- GOAL: Using the listing below, extract each line that has the word "text" in it.

- Dataset items:
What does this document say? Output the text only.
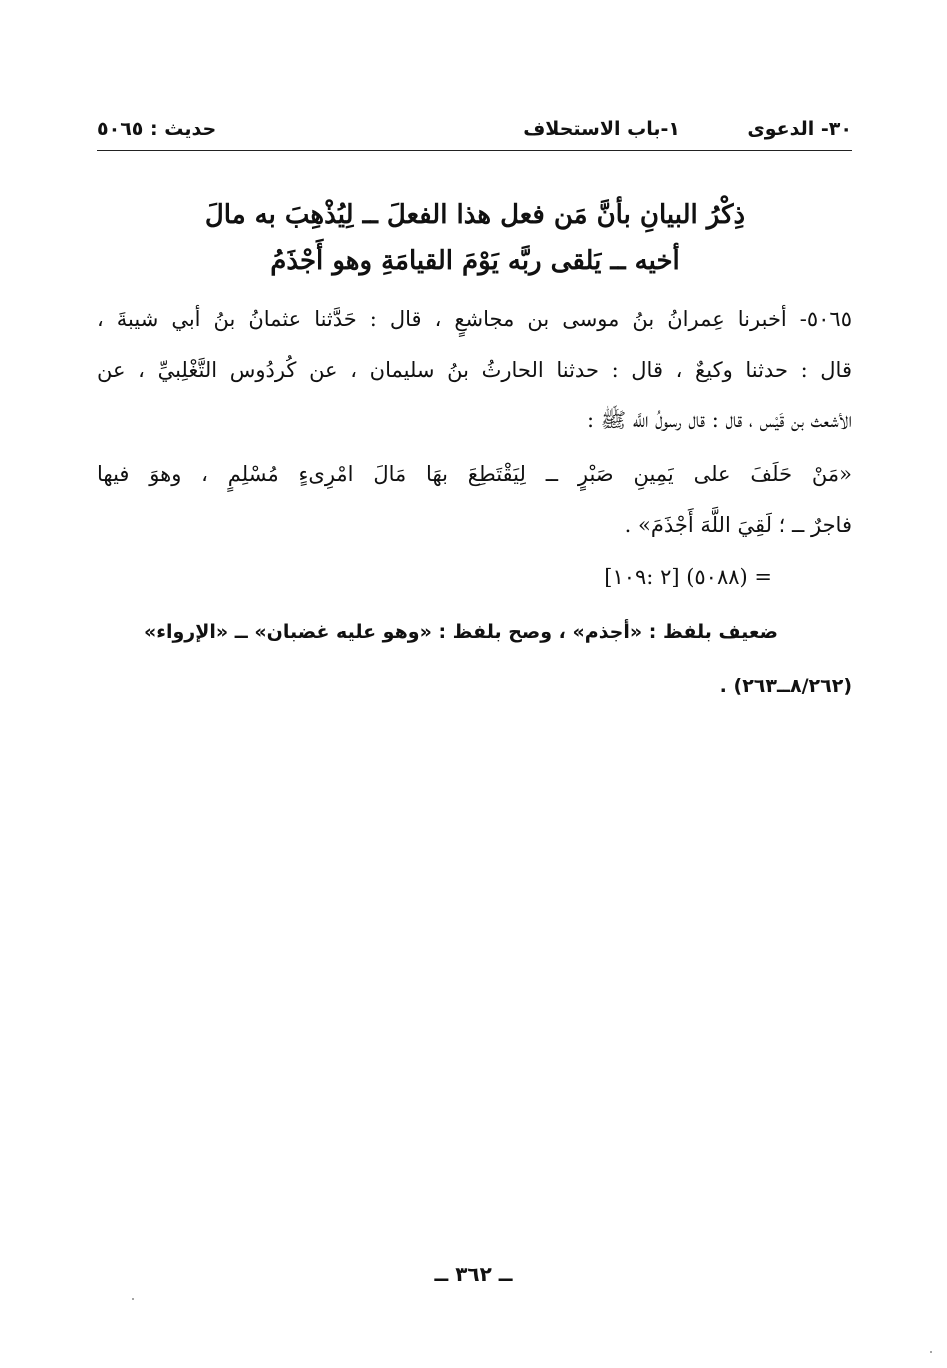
٣٠- الدعوى
١-باب الاستحلاف
حديث : ٥٠٦٥
ذِكْرُ البيانِ بأنَّ مَن فعل هذا الفعلَ ــ لِيُذْهِبَ به مالَ
أخيه ــ يَلقى ربَّه يَوْمَ القيامَةِ وهو أَجْذَمُ
٥٠٦٥- أخبرنا عِمرانُ بنُ موسى بن مجاشعٍ ، قال : حَدَّثنا عثمانُ بنُ أبي شيبةَ ،
قال : حدثنا وكيعٌ ، قال : حدثنا الحارثُ بنُ سليمان ، عن كُردُوس التَّغْلِبيِّ ، عن
الأشعث بن قَيْس ، قال : قال رسولُ اللَّه ﷺ :
«مَنْ حَلَفَ على يَمِينِ صَبْرٍ ــ لِيَقْتَطِعَ بهَا مَالَ امْرِىءٍ مُسْلِمٍ ، وهوَ فيها
فاجرٌ ــ ؛ لَقِيَ اللَّهَ أَجْذَمَ» .
= (٥٠٨٨) [٢ :١٠٩]
ضعيف بلفظ : «أجذم» ، وصح بلفظ : «وهو عليه غضبان» ــ «الإرواء»
(٨/٢٦٢ــ٢٦٣) .
ــ ٣٦٢ ــ
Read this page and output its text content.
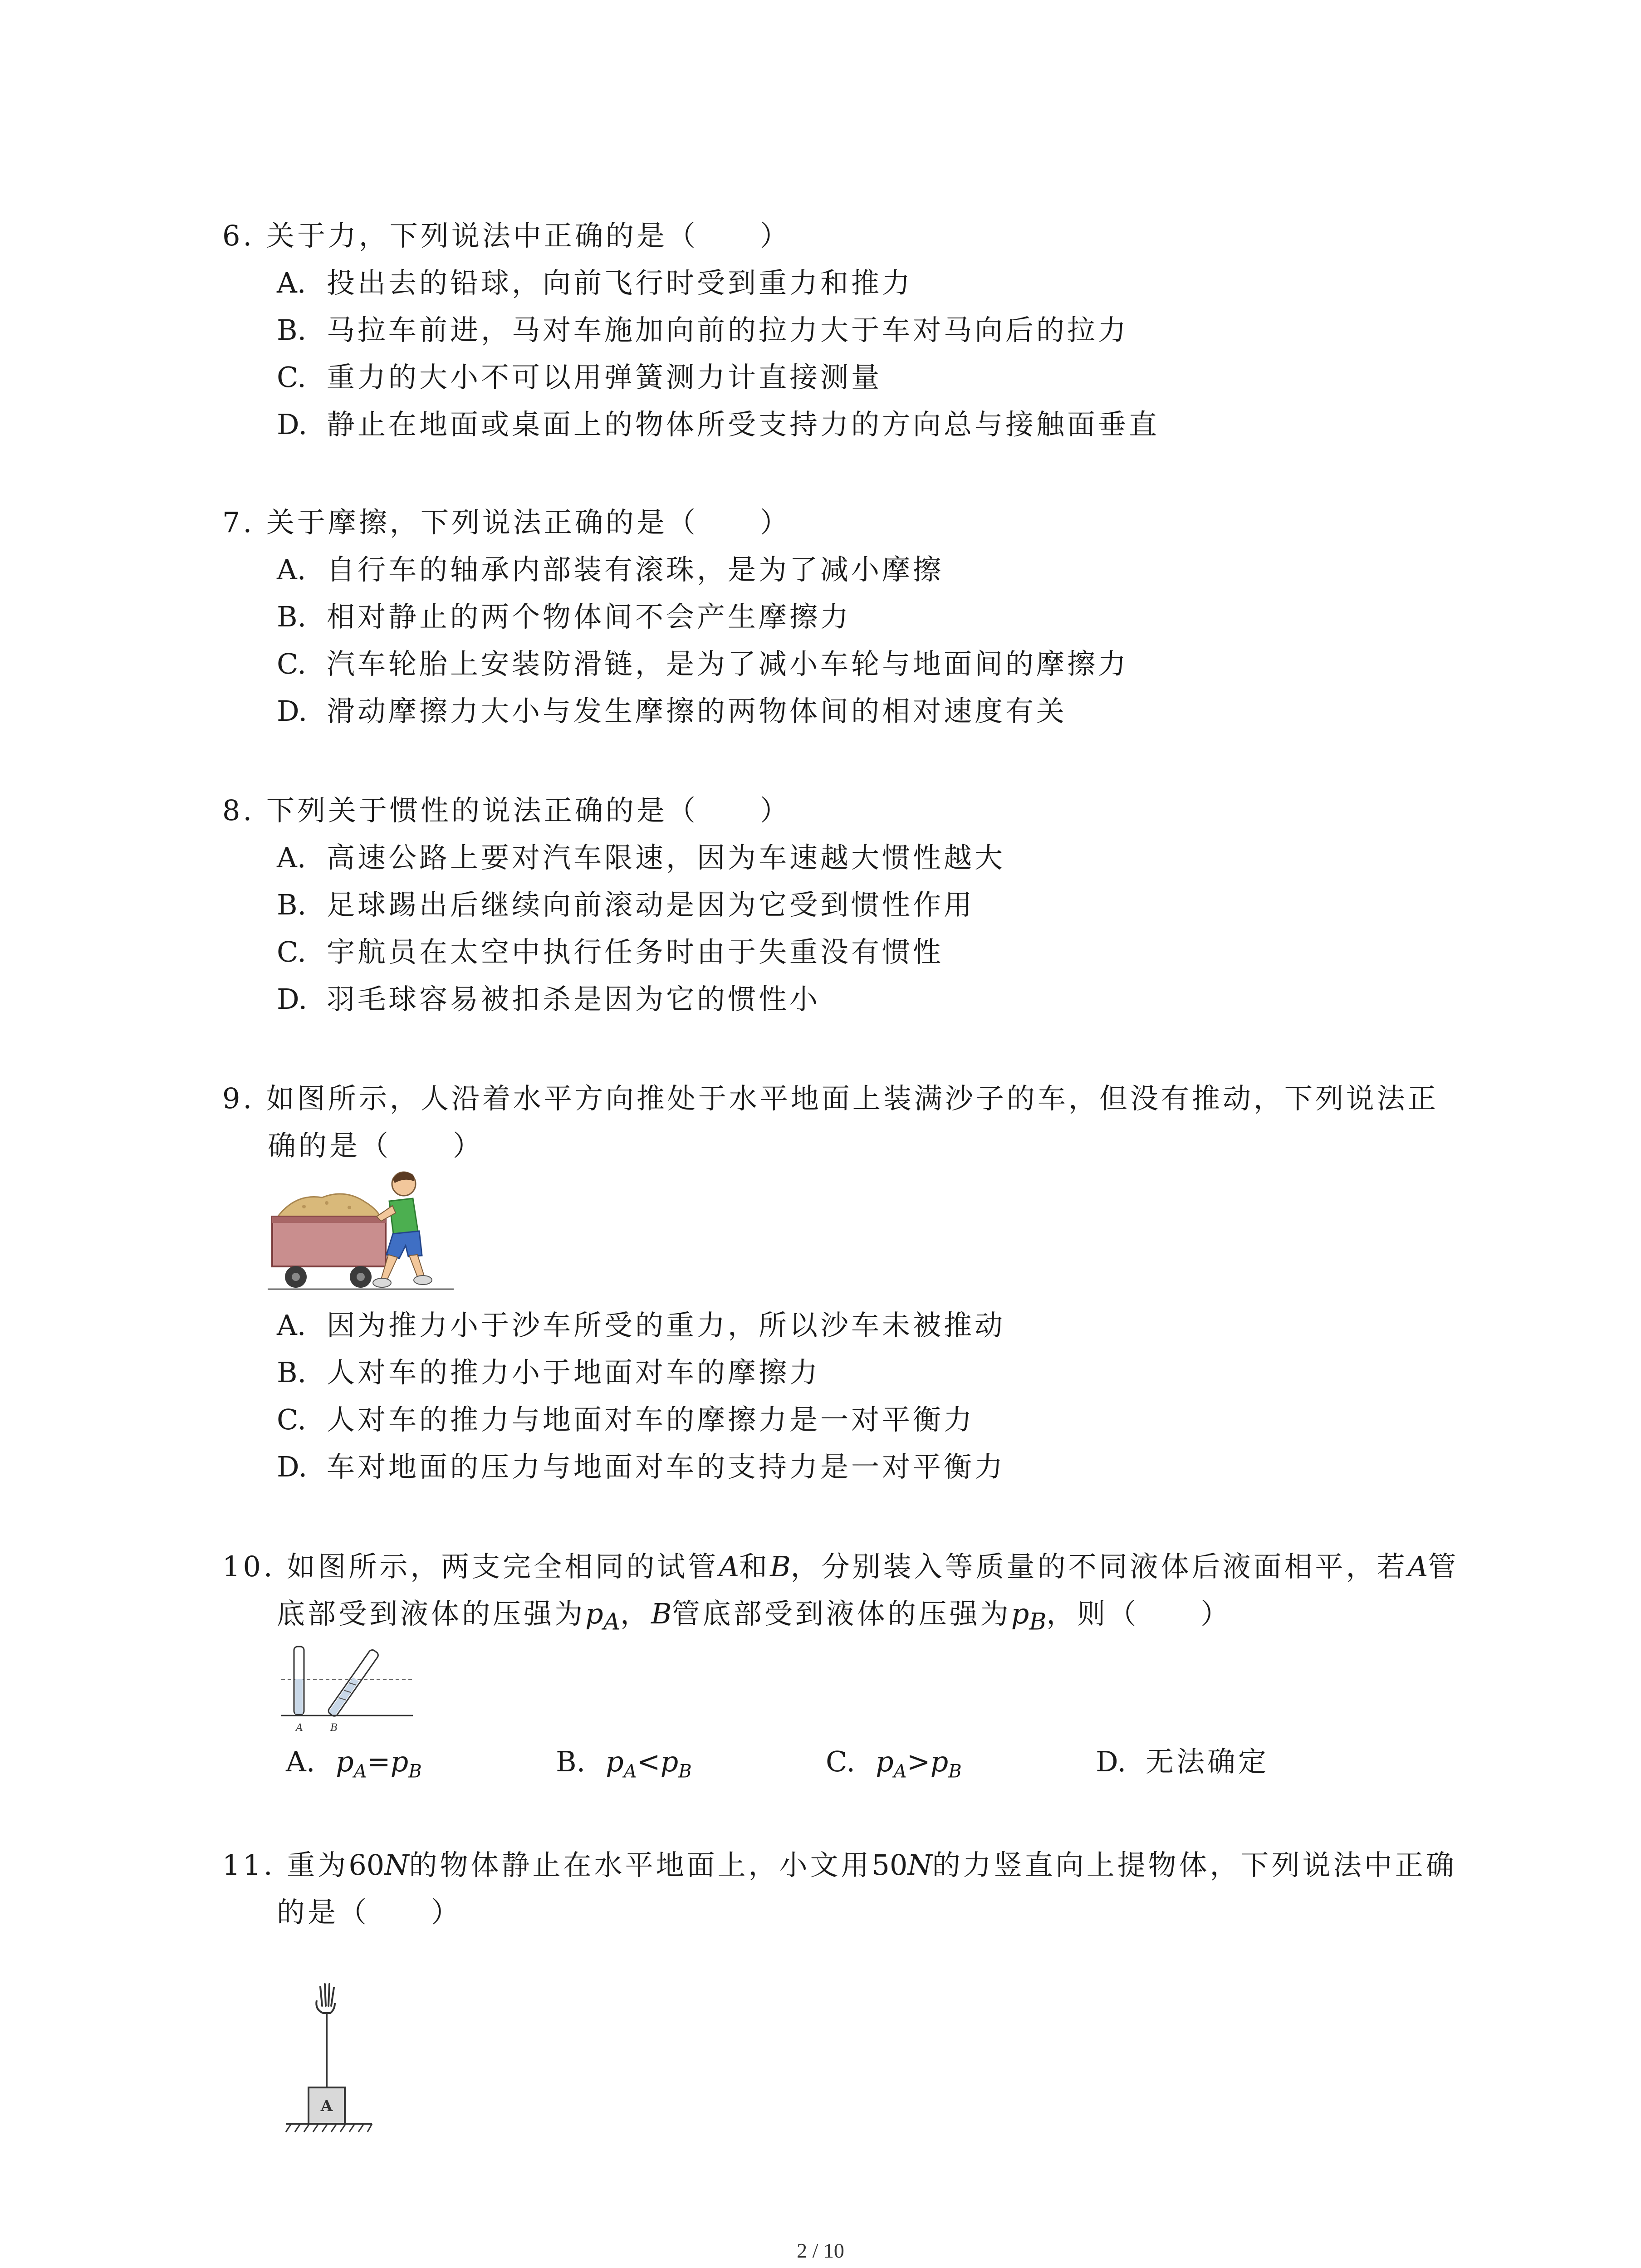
6. 关于力，下列说法中正确的是（　　）
A. 投出去的铅球，向前飞行时受到重力和推力
B. 马拉车前进，马对车施加向前的拉力大于车对马向后的拉力
C. 重力的大小不可以用弹簧测力计直接测量
D. 静止在地面或桌面上的物体所受支持力的方向总与接触面垂直
7. 关于摩擦，下列说法正确的是（　　）
A. 自行车的轴承内部装有滚珠，是为了减小摩擦
B. 相对静止的两个物体间不会产生摩擦力
C. 汽车轮胎上安装防滑链，是为了减小车轮与地面间的摩擦力
D. 滑动摩擦力大小与发生摩擦的两物体间的相对速度有关
8. 下列关于惯性的说法正确的是（　　）
A. 高速公路上要对汽车限速，因为车速越大惯性越大
B. 足球踢出后继续向前滚动是因为它受到惯性作用
C. 宇航员在太空中执行任务时由于失重没有惯性
D. 羽毛球容易被扣杀是因为它的惯性小
9. 如图所示，人沿着水平方向推处于水平地面上装满沙子的车，但没有推动，下列说法正
确的是（　　）
A. 因为推力小于沙车所受的重力，所以沙车未被推动
B. 人对车的推力小于地面对车的摩擦力
C. 人对车的推力与地面对车的摩擦力是一对平衡力
D. 车对地面的压力与地面对车的支持力是一对平衡力
10. 如图所示，两支完全相同的试管A和B，分别装入等质量的不同液体后液面相平，若A管
底部受到液体的压强为$p_A$，B管底部受到液体的压强为$p_B$，则（　　）
A	B
A. $p_A=p_B$	B. $p_A<p_B$	C. $p_A>p_B$	D. 无法确定
11. 重为60N的物体静止在水平地面上，小文用50N的力竖直向上提物体，下列说法中正确
的是（　　）
A
2 / 10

- TASK RESPONSE:
What does this document say? Output the text only.
Read this page and output its text content.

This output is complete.